=== Stated goal ===
Give only one thing: the number of lines that include the word "الملام".

───── Provided records

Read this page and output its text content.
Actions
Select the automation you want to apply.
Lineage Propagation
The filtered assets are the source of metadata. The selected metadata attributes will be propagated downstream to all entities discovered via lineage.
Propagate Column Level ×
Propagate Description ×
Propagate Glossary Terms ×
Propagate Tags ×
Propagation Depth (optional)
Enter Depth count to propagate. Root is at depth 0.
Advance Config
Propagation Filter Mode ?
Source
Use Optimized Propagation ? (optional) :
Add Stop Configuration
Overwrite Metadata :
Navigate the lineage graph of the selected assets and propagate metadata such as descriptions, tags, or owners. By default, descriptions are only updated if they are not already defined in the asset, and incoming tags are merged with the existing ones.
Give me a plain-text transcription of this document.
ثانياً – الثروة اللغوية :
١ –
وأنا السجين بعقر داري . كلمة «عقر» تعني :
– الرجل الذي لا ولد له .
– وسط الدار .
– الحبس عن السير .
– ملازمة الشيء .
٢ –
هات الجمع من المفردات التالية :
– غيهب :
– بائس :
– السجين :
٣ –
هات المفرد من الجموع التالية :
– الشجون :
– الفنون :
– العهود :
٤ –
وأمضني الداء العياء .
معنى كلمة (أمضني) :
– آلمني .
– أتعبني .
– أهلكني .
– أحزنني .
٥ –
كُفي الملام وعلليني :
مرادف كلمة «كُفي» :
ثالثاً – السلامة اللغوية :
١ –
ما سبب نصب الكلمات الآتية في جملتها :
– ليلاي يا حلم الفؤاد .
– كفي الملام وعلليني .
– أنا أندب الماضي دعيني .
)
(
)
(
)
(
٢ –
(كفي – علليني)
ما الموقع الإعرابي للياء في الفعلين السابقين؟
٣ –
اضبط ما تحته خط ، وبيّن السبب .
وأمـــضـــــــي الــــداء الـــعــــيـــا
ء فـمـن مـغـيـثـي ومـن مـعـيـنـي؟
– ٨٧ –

──────────

=== Solution for this task ===
2